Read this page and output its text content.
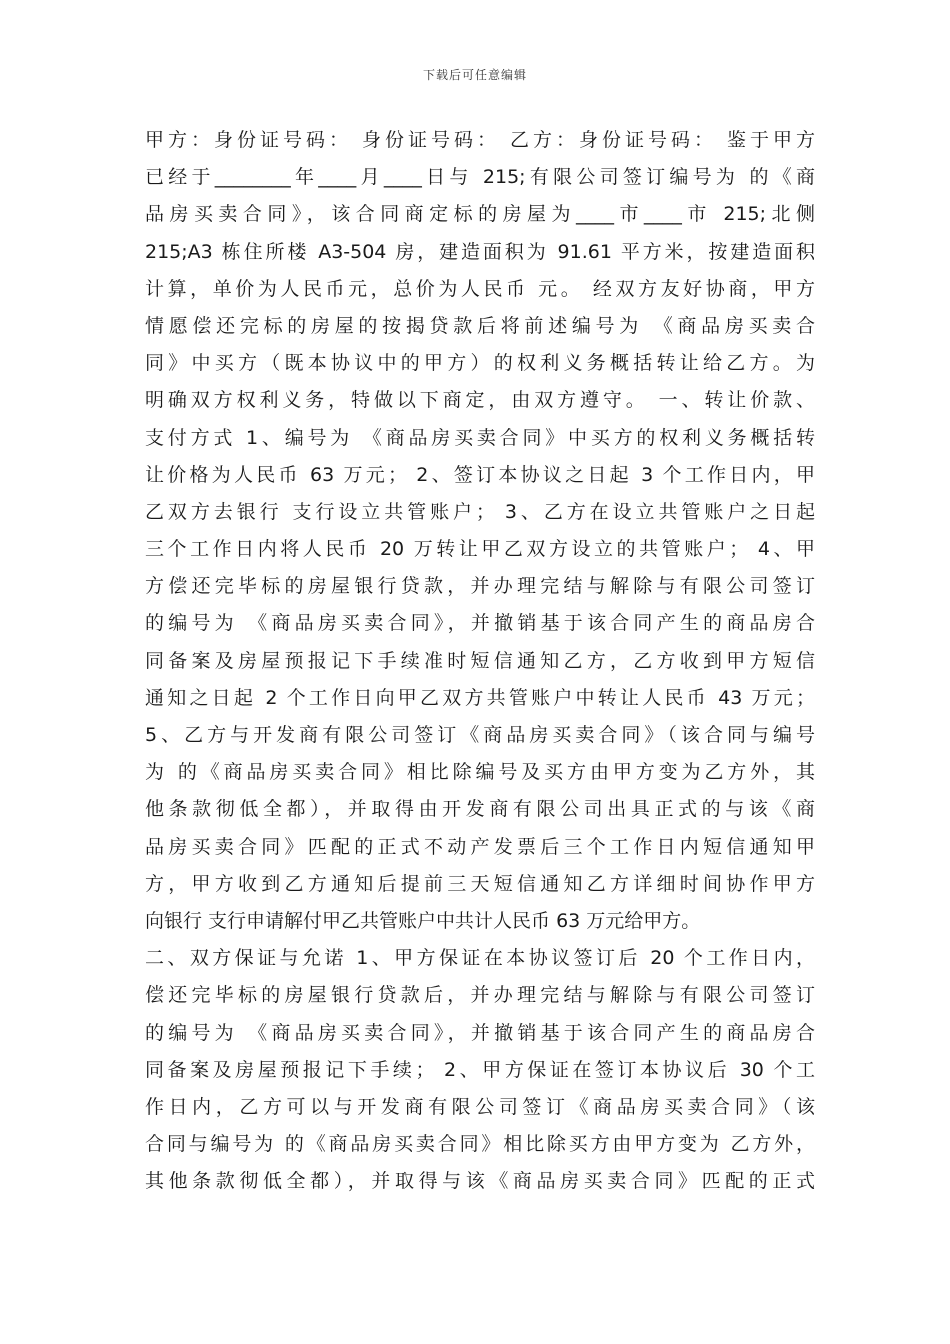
下载后可任意编辑
甲方：身份证号码： 身份证号码： 乙方：身份证号码： 鉴于甲方
已经于________年____月____日与 215;有限公司签订编号为 的《商
品房买卖合同》，该合同商定标的房屋为____市____市 215;北侧
215;A3 栋住所楼 A3-504 房，建造面积为 91.61 平方米，按建造面积
计算，单价为人民币元，总价为人民币 元。 经双方友好协商，甲方
情愿偿还完标的房屋的按揭贷款后将前述编号为 《商品房买卖合
同》中买方（既本协议中的甲方）的权利义务概括转让给乙方。为
明确双方权利义务，特做以下商定，由双方遵守。 一、转让价款、
支付方式 1、编号为 《商品房买卖合同》中买方的权利义务概括转
让价格为人民币 63 万元； 2、签订本协议之日起 3 个工作日内，甲
乙双方去银行 支行设立共管账户； 3、乙方在设立共管账户之日起
三个工作日内将人民币 20 万转让甲乙双方设立的共管账户； 4、甲
方偿还完毕标的房屋银行贷款，并办理完结与解除与有限公司签订
的编号为 《商品房买卖合同》，并撤销基于该合同产生的商品房合
同备案及房屋预报记下手续准时短信通知乙方，乙方收到甲方短信
通知之日起 2 个工作日向甲乙双方共管账户中转让人民币 43 万元；
5、乙方与开发商有限公司签订《商品房买卖合同》（该合同与编号
为 的《商品房买卖合同》相比除编号及买方由甲方变为乙方外，其
他条款彻低全都），并取得由开发商有限公司出具正式的与该《商
品房买卖合同》匹配的正式不动产发票后三个工作日内短信通知甲
方，甲方收到乙方通知后提前三天短信通知乙方详细时间协作甲方
向银行 支行申请解付甲乙共管账户中共计人民币 63 万元给甲方。
二、双方保证与允诺 1、甲方保证在本协议签订后 20 个工作日内，
偿还完毕标的房屋银行贷款后，并办理完结与解除与有限公司签订
的编号为 《商品房买卖合同》，并撤销基于该合同产生的商品房合
同备案及房屋预报记下手续； 2、甲方保证在签订本协议后 30 个工
作日内，乙方可以与开发商有限公司签订《商品房买卖合同》（该
合同与编号为 的《商品房买卖合同》相比除买方由甲方变为 乙方外，
其他条款彻低全都），并取得与该《商品房买卖合同》匹配的正式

○ ○ ○ ○ ○ ○ ○

## Task instructions:
Retype everything in the material word for word, minus pictures.

## Answer to the task:
Read this page and output its text content.
下载后可任意编辑
甲方：身份证号码： 身份证号码： 乙方：身份证号码： 鉴于甲方
已经于________年____月____日与 215;有限公司签订编号为 的《商
品房买卖合同》，该合同商定标的房屋为____市____市 215;北侧
215;A3 栋住所楼 A3-504 房，建造面积为 91.61 平方米，按建造面积
计算，单价为人民币元，总价为人民币 元。 经双方友好协商，甲方
情愿偿还完标的房屋的按揭贷款后将前述编号为 《商品房买卖合
同》中买方（既本协议中的甲方）的权利义务概括转让给乙方。为
明确双方权利义务，特做以下商定，由双方遵守。 一、转让价款、
支付方式 1、编号为 《商品房买卖合同》中买方的权利义务概括转
让价格为人民币 63 万元； 2、签订本协议之日起 3 个工作日内，甲
乙双方去银行 支行设立共管账户； 3、乙方在设立共管账户之日起
三个工作日内将人民币 20 万转让甲乙双方设立的共管账户； 4、甲
方偿还完毕标的房屋银行贷款，并办理完结与解除与有限公司签订
的编号为 《商品房买卖合同》，并撤销基于该合同产生的商品房合
同备案及房屋预报记下手续准时短信通知乙方，乙方收到甲方短信
通知之日起 2 个工作日向甲乙双方共管账户中转让人民币 43 万元；
5、乙方与开发商有限公司签订《商品房买卖合同》（该合同与编号
为 的《商品房买卖合同》相比除编号及买方由甲方变为乙方外，其
他条款彻低全都），并取得由开发商有限公司出具正式的与该《商
品房买卖合同》匹配的正式不动产发票后三个工作日内短信通知甲
方，甲方收到乙方通知后提前三天短信通知乙方详细时间协作甲方
向银行 支行申请解付甲乙共管账户中共计人民币 63 万元给甲方。
二、双方保证与允诺 1、甲方保证在本协议签订后 20 个工作日内，
偿还完毕标的房屋银行贷款后，并办理完结与解除与有限公司签订
的编号为 《商品房买卖合同》，并撤销基于该合同产生的商品房合
同备案及房屋预报记下手续； 2、甲方保证在签订本协议后 30 个工
作日内，乙方可以与开发商有限公司签订《商品房买卖合同》（该
合同与编号为 的《商品房买卖合同》相比除买方由甲方变为 乙方外，
其他条款彻低全都），并取得与该《商品房买卖合同》匹配的正式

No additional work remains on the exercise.